» **DATASET RECORDS**

— Start —

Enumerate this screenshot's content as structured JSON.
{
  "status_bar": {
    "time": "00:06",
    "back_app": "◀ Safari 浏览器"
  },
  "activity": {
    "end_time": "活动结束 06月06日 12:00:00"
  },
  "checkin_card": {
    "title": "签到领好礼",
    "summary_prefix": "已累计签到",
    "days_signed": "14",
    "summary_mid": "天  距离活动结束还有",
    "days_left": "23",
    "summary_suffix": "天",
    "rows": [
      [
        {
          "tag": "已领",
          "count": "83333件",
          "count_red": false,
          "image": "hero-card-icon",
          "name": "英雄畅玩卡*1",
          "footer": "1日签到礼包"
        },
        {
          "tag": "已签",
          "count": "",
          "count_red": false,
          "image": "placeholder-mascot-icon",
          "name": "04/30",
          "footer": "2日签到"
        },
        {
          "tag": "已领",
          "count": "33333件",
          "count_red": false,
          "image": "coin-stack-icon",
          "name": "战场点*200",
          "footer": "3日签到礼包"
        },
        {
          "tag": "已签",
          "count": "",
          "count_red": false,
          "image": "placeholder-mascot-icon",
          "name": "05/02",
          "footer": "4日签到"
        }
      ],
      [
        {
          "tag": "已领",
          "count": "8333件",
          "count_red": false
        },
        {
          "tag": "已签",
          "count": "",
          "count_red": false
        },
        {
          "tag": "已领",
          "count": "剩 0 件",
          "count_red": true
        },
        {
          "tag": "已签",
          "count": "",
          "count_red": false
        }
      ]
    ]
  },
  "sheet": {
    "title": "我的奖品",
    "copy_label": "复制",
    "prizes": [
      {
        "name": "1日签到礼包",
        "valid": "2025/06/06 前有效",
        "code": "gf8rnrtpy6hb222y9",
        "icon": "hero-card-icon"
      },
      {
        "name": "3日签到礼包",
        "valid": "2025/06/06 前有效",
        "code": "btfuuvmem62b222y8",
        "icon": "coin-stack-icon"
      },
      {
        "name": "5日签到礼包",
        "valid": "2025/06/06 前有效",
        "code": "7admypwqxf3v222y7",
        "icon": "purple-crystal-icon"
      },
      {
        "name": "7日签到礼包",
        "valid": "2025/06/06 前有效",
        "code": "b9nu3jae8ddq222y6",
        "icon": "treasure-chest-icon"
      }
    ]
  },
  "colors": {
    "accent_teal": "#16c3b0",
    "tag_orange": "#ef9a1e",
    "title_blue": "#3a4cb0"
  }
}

— End —

» **WRITTEN EXERCISE**
Write out the full listing, keeping every line exactly as it is.

» **ANSWER BELOW**
Enumerate this screenshot's content as structured JSON.
{
  "status_bar": {
    "time": "00:06",
    "back_app": "◀ Safari 浏览器"
  },
  "activity": {
    "end_time": "活动结束 06月06日 12:00:00"
  },
  "checkin_card": {
    "title": "签到领好礼",
    "summary_prefix": "已累计签到",
    "days_signed": "14",
    "summary_mid": "天  距离活动结束还有",
    "days_left": "23",
    "summary_suffix": "天",
    "rows": [
      [
        {
          "tag": "已领",
          "count": "83333件",
          "count_red": false,
          "image": "hero-card-icon",
          "name": "英雄畅玩卡*1",
          "footer": "1日签到礼包"
        },
        {
          "tag": "已签",
          "count": "",
          "count_red": false,
          "image": "placeholder-mascot-icon",
          "name": "04/30",
          "footer": "2日签到"
        },
        {
          "tag": "已领",
          "count": "33333件",
          "count_red": false,
          "image": "coin-stack-icon",
          "name": "战场点*200",
          "footer": "3日签到礼包"
        },
        {
          "tag": "已签",
          "count": "",
          "count_red": false,
          "image": "placeholder-mascot-icon",
          "name": "05/02",
          "footer": "4日签到"
        }
      ],
      [
        {
          "tag": "已领",
          "count": "8333件",
          "count_red": false
        },
        {
          "tag": "已签",
          "count": "",
          "count_red": false
        },
        {
          "tag": "已领",
          "count": "剩 0 件",
          "count_red": true
        },
        {
          "tag": "已签",
          "count": "",
          "count_red": false
        }
      ]
    ]
  },
  "sheet": {
    "title": "我的奖品",
    "copy_label": "复制",
    "prizes": [
      {
        "name": "1日签到礼包",
        "valid": "2025/06/06 前有效",
        "code": "gf8rnrtpy6hb222y9",
        "icon": "hero-card-icon"
      },
      {
        "name": "3日签到礼包",
        "valid": "2025/06/06 前有效",
        "code": "btfuuvmem62b222y8",
        "icon": "coin-stack-icon"
      },
      {
        "name": "5日签到礼包",
        "valid": "2025/06/06 前有效",
        "code": "7admypwqxf3v222y7",
        "icon": "purple-crystal-icon"
      },
      {
        "name": "7日签到礼包",
        "valid": "2025/06/06 前有效",
        "code": "b9nu3jae8ddq222y6",
        "icon": "treasure-chest-icon"
      }
    ]
  },
  "colors": {
    "accent_teal": "#16c3b0",
    "tag_orange": "#ef9a1e",
    "title_blue": "#3a4cb0"
  }
}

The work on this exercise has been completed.